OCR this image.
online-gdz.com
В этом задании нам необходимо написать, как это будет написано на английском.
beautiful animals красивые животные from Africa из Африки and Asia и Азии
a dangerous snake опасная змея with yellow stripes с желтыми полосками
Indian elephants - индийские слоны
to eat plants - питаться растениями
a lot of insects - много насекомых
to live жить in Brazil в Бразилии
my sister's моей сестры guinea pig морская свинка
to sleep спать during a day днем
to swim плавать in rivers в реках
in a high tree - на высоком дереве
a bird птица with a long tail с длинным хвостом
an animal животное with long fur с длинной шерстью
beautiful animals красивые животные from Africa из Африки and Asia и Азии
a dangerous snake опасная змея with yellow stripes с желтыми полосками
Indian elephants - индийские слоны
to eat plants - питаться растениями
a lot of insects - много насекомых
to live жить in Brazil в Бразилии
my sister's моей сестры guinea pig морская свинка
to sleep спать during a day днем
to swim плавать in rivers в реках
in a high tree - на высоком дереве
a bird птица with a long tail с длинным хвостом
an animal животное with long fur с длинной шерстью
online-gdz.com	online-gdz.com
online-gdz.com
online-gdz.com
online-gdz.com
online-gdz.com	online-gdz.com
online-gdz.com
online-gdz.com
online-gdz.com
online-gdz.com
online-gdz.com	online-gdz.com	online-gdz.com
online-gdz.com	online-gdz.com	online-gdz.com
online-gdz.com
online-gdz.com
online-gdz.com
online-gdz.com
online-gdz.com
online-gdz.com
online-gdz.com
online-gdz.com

::::::

_Work to be completed_: Reproduce the data in its entirety, matching each character.

_Reply to the exercise_:
OCR this image.
online-gdz.com
В этом задании нам необходимо написать, как это будет написано на английском.
beautiful animals красивые животные from Africa из Африки and Asia и Азии
a dangerous snake опасная змея with yellow stripes с желтыми полосками
Indian elephants - индийские слоны
to eat plants - питаться растениями
a lot of insects - много насекомых
to live жить in Brazil в Бразилии
my sister's моей сестры guinea pig морская свинка
to sleep спать during a day днем
to swim плавать in rivers в реках
in a high tree - на высоком дереве
a bird птица with a long tail с длинным хвостом
an animal животное with long fur с длинной шерстью
beautiful animals красивые животные from Africa из Африки and Asia и Азии
a dangerous snake опасная змея with yellow stripes с желтыми полосками
Indian elephants - индийские слоны
to eat plants - питаться растениями
a lot of insects - много насекомых
to live жить in Brazil в Бразилии
my sister's моей сестры guinea pig морская свинка
to sleep спать during a day днем
to swim плавать in rivers в реках
in a high tree - на высоком дереве
a bird птица with a long tail с длинным хвостом
an animal животное with long fur с длинной шерстью
online-gdz.com	online-gdz.com
online-gdz.com
online-gdz.com
online-gdz.com
online-gdz.com	online-gdz.com
online-gdz.com
online-gdz.com
online-gdz.com
online-gdz.com
online-gdz.com	online-gdz.com	online-gdz.com
online-gdz.com	online-gdz.com	online-gdz.com
online-gdz.com
online-gdz.com
online-gdz.com
online-gdz.com
online-gdz.com
online-gdz.com
online-gdz.com
online-gdz.com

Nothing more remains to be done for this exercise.